#### The exercise
All the data must come back unchanged, except that pictures are left out.

#### Records for this task
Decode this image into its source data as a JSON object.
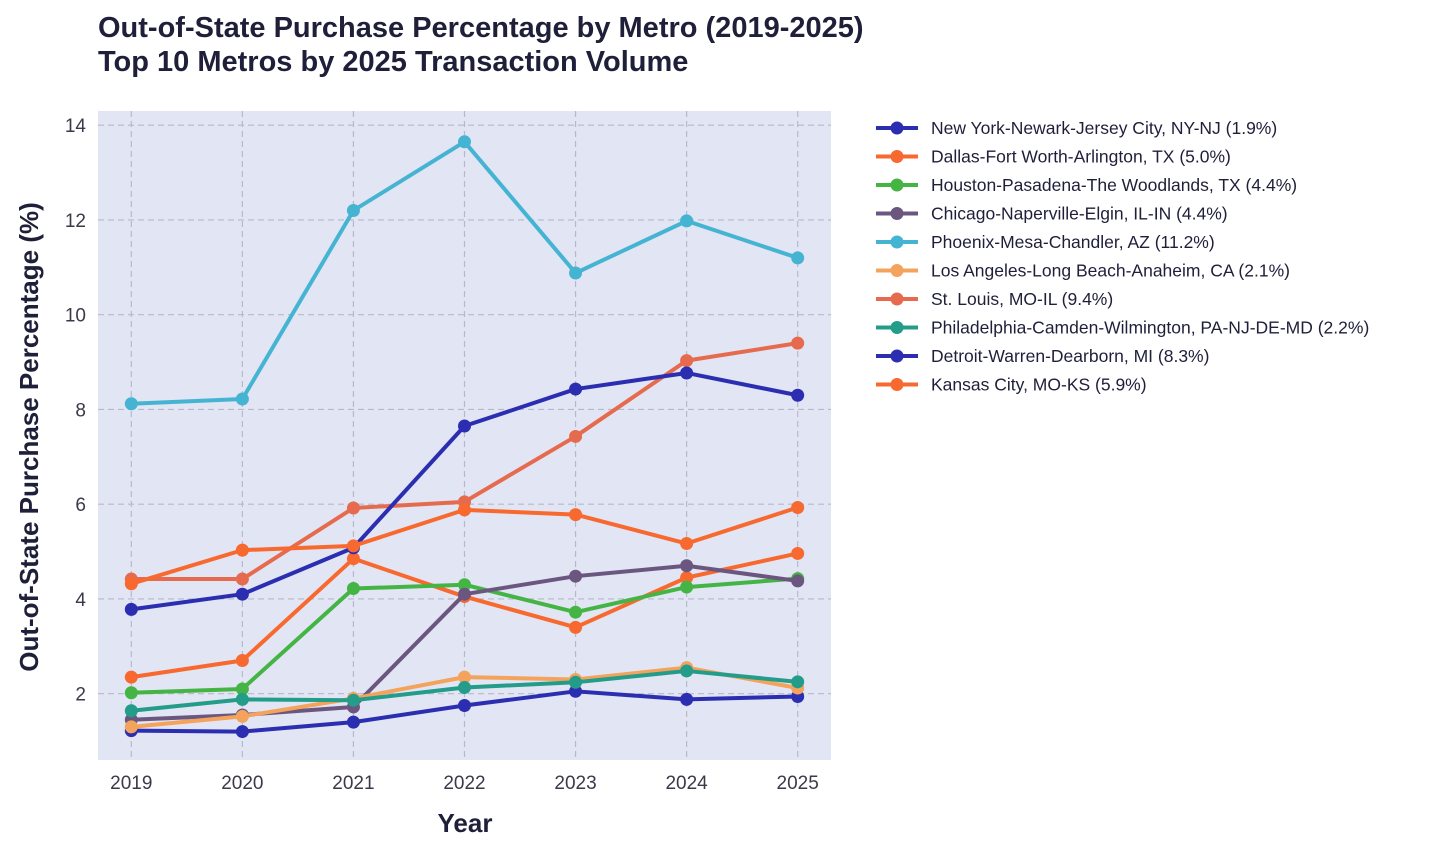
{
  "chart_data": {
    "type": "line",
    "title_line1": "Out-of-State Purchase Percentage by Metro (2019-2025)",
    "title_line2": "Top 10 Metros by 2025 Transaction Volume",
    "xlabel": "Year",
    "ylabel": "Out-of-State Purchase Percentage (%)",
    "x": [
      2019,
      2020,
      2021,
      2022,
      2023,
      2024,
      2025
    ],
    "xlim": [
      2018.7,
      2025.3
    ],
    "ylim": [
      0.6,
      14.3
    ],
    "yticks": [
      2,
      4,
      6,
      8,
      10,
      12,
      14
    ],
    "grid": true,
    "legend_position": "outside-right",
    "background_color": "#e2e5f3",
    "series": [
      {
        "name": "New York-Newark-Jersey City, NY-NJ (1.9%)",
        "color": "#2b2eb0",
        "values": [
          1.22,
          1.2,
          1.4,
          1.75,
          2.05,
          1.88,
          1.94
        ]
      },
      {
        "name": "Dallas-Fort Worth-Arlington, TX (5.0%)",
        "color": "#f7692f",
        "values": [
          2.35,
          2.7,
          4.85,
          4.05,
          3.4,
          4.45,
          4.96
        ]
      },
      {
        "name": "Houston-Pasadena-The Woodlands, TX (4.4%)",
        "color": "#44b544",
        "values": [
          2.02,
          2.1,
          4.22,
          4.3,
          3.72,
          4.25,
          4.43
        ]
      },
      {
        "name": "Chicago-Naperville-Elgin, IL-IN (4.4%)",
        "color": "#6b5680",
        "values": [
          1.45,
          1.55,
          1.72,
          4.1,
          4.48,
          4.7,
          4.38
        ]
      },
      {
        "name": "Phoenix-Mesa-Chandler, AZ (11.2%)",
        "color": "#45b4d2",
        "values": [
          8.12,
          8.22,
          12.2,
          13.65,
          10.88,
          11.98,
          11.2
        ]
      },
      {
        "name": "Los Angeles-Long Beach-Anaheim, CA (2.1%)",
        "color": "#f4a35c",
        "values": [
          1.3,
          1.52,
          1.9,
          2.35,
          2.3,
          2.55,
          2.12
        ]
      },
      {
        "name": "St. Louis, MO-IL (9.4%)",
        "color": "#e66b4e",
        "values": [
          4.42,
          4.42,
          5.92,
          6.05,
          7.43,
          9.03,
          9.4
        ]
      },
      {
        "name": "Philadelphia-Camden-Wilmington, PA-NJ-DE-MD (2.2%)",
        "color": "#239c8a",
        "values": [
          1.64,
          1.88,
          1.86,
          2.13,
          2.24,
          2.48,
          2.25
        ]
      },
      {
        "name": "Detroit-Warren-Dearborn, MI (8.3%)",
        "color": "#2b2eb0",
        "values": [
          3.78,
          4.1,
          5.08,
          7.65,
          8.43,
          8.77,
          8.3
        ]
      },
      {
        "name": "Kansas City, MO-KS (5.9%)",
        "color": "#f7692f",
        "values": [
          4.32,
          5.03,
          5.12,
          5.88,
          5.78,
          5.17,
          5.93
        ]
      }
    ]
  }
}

#### Answer to the problem
Decode this image into its source data as a JSON object.
{
  "chart_data": {
    "type": "line",
    "title_line1": "Out-of-State Purchase Percentage by Metro (2019-2025)",
    "title_line2": "Top 10 Metros by 2025 Transaction Volume",
    "xlabel": "Year",
    "ylabel": "Out-of-State Purchase Percentage (%)",
    "x": [
      2019,
      2020,
      2021,
      2022,
      2023,
      2024,
      2025
    ],
    "xlim": [
      2018.7,
      2025.3
    ],
    "ylim": [
      0.6,
      14.3
    ],
    "yticks": [
      2,
      4,
      6,
      8,
      10,
      12,
      14
    ],
    "grid": true,
    "legend_position": "outside-right",
    "background_color": "#e2e5f3",
    "series": [
      {
        "name": "New York-Newark-Jersey City, NY-NJ (1.9%)",
        "color": "#2b2eb0",
        "values": [
          1.22,
          1.2,
          1.4,
          1.75,
          2.05,
          1.88,
          1.94
        ]
      },
      {
        "name": "Dallas-Fort Worth-Arlington, TX (5.0%)",
        "color": "#f7692f",
        "values": [
          2.35,
          2.7,
          4.85,
          4.05,
          3.4,
          4.45,
          4.96
        ]
      },
      {
        "name": "Houston-Pasadena-The Woodlands, TX (4.4%)",
        "color": "#44b544",
        "values": [
          2.02,
          2.1,
          4.22,
          4.3,
          3.72,
          4.25,
          4.43
        ]
      },
      {
        "name": "Chicago-Naperville-Elgin, IL-IN (4.4%)",
        "color": "#6b5680",
        "values": [
          1.45,
          1.55,
          1.72,
          4.1,
          4.48,
          4.7,
          4.38
        ]
      },
      {
        "name": "Phoenix-Mesa-Chandler, AZ (11.2%)",
        "color": "#45b4d2",
        "values": [
          8.12,
          8.22,
          12.2,
          13.65,
          10.88,
          11.98,
          11.2
        ]
      },
      {
        "name": "Los Angeles-Long Beach-Anaheim, CA (2.1%)",
        "color": "#f4a35c",
        "values": [
          1.3,
          1.52,
          1.9,
          2.35,
          2.3,
          2.55,
          2.12
        ]
      },
      {
        "name": "St. Louis, MO-IL (9.4%)",
        "color": "#e66b4e",
        "values": [
          4.42,
          4.42,
          5.92,
          6.05,
          7.43,
          9.03,
          9.4
        ]
      },
      {
        "name": "Philadelphia-Camden-Wilmington, PA-NJ-DE-MD (2.2%)",
        "color": "#239c8a",
        "values": [
          1.64,
          1.88,
          1.86,
          2.13,
          2.24,
          2.48,
          2.25
        ]
      },
      {
        "name": "Detroit-Warren-Dearborn, MI (8.3%)",
        "color": "#2b2eb0",
        "values": [
          3.78,
          4.1,
          5.08,
          7.65,
          8.43,
          8.77,
          8.3
        ]
      },
      {
        "name": "Kansas City, MO-KS (5.9%)",
        "color": "#f7692f",
        "values": [
          4.32,
          5.03,
          5.12,
          5.88,
          5.78,
          5.17,
          5.93
        ]
      }
    ]
  }
}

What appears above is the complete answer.